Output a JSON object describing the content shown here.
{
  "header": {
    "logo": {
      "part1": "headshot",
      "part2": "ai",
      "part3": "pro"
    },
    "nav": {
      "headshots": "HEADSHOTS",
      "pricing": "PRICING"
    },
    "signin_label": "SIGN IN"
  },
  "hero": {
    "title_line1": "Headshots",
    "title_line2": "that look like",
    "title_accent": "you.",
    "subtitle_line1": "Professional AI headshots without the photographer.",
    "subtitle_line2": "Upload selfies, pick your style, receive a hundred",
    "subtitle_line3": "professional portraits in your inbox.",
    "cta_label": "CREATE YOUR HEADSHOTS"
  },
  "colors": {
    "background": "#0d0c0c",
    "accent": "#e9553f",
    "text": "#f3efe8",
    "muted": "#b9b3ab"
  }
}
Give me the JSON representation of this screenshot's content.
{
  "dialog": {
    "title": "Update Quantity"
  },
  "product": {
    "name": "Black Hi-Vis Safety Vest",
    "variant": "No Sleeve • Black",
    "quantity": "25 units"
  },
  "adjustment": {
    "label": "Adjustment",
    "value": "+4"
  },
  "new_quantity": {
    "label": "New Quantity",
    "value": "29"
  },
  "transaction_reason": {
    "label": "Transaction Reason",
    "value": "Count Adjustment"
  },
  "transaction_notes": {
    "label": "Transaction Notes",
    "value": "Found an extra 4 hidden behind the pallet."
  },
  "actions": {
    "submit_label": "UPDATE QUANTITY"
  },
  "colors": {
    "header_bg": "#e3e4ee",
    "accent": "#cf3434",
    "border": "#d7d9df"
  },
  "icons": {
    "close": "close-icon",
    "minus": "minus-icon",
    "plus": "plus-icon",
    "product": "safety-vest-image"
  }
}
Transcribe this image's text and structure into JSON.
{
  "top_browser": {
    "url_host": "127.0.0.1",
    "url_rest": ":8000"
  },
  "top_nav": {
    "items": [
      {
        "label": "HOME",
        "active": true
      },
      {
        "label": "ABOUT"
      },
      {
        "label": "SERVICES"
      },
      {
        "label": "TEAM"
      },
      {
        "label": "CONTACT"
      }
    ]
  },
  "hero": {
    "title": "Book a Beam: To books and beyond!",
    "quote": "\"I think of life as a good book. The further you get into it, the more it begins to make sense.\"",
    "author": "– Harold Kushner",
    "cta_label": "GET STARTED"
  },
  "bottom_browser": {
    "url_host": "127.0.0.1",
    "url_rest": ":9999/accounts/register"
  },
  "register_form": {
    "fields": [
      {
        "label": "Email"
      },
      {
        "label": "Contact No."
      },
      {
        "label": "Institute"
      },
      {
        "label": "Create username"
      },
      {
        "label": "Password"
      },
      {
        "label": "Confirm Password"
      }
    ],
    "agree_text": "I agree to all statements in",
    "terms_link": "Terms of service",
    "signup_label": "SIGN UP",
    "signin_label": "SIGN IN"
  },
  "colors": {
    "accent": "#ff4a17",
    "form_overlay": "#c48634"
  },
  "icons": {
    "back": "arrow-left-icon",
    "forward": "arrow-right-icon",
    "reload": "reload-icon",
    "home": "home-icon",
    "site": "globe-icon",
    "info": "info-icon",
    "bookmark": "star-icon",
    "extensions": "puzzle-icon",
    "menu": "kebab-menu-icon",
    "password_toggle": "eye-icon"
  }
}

☆ ☆ ☆ ☆ ☆

• [WHAT THE TASK ASKS] Write out every line of the records exactly.

• [THE COMPLETED TASK]
Output a JSON object describing the content shown here.
{
  "header": {
    "logo": {
      "part1": "headshot",
      "part2": "ai",
      "part3": "pro"
    },
    "nav": {
      "headshots": "HEADSHOTS",
      "pricing": "PRICING"
    },
    "signin_label": "SIGN IN"
  },
  "hero": {
    "title_line1": "Headshots",
    "title_line2": "that look like",
    "title_accent": "you.",
    "subtitle_line1": "Professional AI headshots without the photographer.",
    "subtitle_line2": "Upload selfies, pick your style, receive a hundred",
    "subtitle_line3": "professional portraits in your inbox.",
    "cta_label": "CREATE YOUR HEADSHOTS"
  },
  "colors": {
    "background": "#0d0c0c",
    "accent": "#e9553f",
    "text": "#f3efe8",
    "muted": "#b9b3ab"
  }
}
Give me the JSON representation of this screenshot's content.
{
  "dialog": {
    "title": "Update Quantity"
  },
  "product": {
    "name": "Black Hi-Vis Safety Vest",
    "variant": "No Sleeve • Black",
    "quantity": "25 units"
  },
  "adjustment": {
    "label": "Adjustment",
    "value": "+4"
  },
  "new_quantity": {
    "label": "New Quantity",
    "value": "29"
  },
  "transaction_reason": {
    "label": "Transaction Reason",
    "value": "Count Adjustment"
  },
  "transaction_notes": {
    "label": "Transaction Notes",
    "value": "Found an extra 4 hidden behind the pallet."
  },
  "actions": {
    "submit_label": "UPDATE QUANTITY"
  },
  "colors": {
    "header_bg": "#e3e4ee",
    "accent": "#cf3434",
    "border": "#d7d9df"
  },
  "icons": {
    "close": "close-icon",
    "minus": "minus-icon",
    "plus": "plus-icon",
    "product": "safety-vest-image"
  }
}
Transcribe this image's text and structure into JSON.
{
  "top_browser": {
    "url_host": "127.0.0.1",
    "url_rest": ":8000"
  },
  "top_nav": {
    "items": [
      {
        "label": "HOME",
        "active": true
      },
      {
        "label": "ABOUT"
      },
      {
        "label": "SERVICES"
      },
      {
        "label": "TEAM"
      },
      {
        "label": "CONTACT"
      }
    ]
  },
  "hero": {
    "title": "Book a Beam: To books and beyond!",
    "quote": "\"I think of life as a good book. The further you get into it, the more it begins to make sense.\"",
    "author": "– Harold Kushner",
    "cta_label": "GET STARTED"
  },
  "bottom_browser": {
    "url_host": "127.0.0.1",
    "url_rest": ":9999/accounts/register"
  },
  "register_form": {
    "fields": [
      {
        "label": "Email"
      },
      {
        "label": "Contact No."
      },
      {
        "label": "Institute"
      },
      {
        "label": "Create username"
      },
      {
        "label": "Password"
      },
      {
        "label": "Confirm Password"
      }
    ],
    "agree_text": "I agree to all statements in",
    "terms_link": "Terms of service",
    "signup_label": "SIGN UP",
    "signin_label": "SIGN IN"
  },
  "colors": {
    "accent": "#ff4a17",
    "form_overlay": "#c48634"
  },
  "icons": {
    "back": "arrow-left-icon",
    "forward": "arrow-right-icon",
    "reload": "reload-icon",
    "home": "home-icon",
    "site": "globe-icon",
    "info": "info-icon",
    "bookmark": "star-icon",
    "extensions": "puzzle-icon",
    "menu": "kebab-menu-icon",
    "password_toggle": "eye-icon"
  }
}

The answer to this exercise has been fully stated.